Job: Scan the data beneath this task and copy each line that includes "true".

Stored records:
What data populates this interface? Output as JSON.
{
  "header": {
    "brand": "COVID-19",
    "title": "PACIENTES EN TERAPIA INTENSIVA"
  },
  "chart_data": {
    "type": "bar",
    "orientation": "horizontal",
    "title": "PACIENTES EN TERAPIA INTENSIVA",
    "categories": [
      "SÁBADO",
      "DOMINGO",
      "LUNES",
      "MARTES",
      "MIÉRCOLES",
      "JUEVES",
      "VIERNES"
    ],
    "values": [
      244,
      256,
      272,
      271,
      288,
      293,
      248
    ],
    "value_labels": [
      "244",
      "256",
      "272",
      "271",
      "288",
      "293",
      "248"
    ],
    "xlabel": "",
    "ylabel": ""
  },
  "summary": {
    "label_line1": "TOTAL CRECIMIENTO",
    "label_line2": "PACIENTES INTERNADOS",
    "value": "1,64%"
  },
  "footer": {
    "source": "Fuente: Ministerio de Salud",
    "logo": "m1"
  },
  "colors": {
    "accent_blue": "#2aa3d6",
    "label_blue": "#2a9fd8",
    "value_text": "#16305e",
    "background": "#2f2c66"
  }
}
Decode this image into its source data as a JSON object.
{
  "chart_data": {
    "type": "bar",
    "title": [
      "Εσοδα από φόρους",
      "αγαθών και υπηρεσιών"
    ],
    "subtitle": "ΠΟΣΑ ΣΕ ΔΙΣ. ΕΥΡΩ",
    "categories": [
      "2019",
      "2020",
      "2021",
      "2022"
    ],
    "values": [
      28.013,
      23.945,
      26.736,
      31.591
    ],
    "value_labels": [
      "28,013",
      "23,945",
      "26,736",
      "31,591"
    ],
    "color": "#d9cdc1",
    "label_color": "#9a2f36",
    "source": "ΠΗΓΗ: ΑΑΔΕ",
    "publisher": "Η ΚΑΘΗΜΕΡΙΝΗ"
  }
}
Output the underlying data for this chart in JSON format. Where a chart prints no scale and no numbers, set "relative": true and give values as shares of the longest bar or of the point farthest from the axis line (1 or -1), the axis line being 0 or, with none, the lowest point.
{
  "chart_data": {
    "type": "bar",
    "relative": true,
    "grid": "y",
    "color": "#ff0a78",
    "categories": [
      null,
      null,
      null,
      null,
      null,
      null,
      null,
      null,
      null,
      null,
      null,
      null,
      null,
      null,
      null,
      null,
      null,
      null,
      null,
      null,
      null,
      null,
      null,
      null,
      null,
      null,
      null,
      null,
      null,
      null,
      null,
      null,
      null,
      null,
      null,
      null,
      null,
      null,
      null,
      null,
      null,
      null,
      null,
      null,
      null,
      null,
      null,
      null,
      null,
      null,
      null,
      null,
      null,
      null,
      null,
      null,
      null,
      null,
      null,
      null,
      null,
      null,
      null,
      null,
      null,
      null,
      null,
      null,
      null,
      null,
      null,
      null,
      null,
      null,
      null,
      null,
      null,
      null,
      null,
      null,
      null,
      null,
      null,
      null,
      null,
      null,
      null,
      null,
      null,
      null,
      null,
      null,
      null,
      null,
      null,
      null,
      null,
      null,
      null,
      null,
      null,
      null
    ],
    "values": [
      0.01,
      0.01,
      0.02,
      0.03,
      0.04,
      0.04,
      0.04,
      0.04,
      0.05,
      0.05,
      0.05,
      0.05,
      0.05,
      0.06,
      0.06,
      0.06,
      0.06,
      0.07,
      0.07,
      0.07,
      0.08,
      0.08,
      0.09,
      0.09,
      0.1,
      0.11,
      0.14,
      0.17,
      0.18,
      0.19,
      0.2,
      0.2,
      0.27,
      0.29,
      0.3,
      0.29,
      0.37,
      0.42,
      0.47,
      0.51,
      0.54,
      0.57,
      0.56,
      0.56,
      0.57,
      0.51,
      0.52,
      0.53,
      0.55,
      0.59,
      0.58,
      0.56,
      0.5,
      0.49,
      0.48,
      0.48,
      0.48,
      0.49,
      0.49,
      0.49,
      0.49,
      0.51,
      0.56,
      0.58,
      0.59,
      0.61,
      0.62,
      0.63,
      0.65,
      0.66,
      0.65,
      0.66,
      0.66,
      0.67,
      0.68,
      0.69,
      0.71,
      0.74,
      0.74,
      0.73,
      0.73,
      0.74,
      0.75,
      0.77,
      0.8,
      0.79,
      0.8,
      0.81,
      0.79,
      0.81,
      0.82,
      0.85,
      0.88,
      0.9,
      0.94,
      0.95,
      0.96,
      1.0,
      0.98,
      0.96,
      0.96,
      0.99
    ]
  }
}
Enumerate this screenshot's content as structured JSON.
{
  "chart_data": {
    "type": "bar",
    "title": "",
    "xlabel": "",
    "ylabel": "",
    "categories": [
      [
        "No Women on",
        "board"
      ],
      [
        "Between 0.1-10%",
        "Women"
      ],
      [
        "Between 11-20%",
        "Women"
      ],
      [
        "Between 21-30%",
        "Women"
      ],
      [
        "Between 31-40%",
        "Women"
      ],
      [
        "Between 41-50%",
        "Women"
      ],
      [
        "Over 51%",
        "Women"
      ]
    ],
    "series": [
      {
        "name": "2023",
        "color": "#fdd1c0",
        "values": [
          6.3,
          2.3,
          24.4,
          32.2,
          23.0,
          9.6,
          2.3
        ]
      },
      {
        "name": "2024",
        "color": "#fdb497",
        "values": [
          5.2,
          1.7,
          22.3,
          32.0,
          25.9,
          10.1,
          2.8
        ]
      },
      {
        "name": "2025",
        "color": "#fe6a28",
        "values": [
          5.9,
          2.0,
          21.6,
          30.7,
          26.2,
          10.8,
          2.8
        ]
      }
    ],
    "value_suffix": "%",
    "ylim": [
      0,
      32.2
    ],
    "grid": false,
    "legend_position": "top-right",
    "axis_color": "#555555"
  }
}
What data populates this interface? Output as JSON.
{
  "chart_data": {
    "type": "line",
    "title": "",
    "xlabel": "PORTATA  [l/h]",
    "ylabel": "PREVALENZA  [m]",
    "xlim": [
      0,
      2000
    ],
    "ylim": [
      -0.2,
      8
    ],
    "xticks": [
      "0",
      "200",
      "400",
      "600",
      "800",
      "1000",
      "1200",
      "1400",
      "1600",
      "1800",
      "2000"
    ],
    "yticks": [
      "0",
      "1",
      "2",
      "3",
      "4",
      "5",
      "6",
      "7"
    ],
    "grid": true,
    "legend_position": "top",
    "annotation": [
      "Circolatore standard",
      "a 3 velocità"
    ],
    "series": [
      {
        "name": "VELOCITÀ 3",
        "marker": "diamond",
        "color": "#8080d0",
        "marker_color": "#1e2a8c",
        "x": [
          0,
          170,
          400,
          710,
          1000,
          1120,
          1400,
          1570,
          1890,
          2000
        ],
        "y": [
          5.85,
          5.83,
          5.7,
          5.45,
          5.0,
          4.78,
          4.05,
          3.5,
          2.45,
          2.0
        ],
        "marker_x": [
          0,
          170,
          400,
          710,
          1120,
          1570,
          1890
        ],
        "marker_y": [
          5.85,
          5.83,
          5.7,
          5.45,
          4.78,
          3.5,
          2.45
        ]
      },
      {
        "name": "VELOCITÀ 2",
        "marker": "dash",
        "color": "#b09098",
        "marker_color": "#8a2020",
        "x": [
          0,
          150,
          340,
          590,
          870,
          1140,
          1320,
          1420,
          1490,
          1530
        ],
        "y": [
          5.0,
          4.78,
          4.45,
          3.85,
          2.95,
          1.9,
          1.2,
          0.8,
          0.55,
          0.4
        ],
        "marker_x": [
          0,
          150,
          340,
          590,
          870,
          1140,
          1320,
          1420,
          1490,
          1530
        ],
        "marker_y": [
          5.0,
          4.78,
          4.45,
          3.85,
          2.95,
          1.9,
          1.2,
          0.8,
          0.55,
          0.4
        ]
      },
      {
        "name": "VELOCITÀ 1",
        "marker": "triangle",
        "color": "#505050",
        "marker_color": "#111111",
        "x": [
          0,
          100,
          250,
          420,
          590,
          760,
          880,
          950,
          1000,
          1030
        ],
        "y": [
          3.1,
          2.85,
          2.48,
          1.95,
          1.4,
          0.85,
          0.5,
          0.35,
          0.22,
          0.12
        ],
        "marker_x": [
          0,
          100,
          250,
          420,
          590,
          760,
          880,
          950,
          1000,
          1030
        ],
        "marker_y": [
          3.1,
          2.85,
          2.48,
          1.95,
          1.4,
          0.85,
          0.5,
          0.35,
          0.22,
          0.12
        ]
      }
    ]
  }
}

Result of the exercise:
Output the underlying data for this chart in JSON format. Where a chart prints no scale and no numbers, set "relative": true and give values as shares of the longest bar or of the point farthest from the axis line (1 or -1), the axis line being 0 or, with none, the lowest point.
    "relative": true,
    "grid": true,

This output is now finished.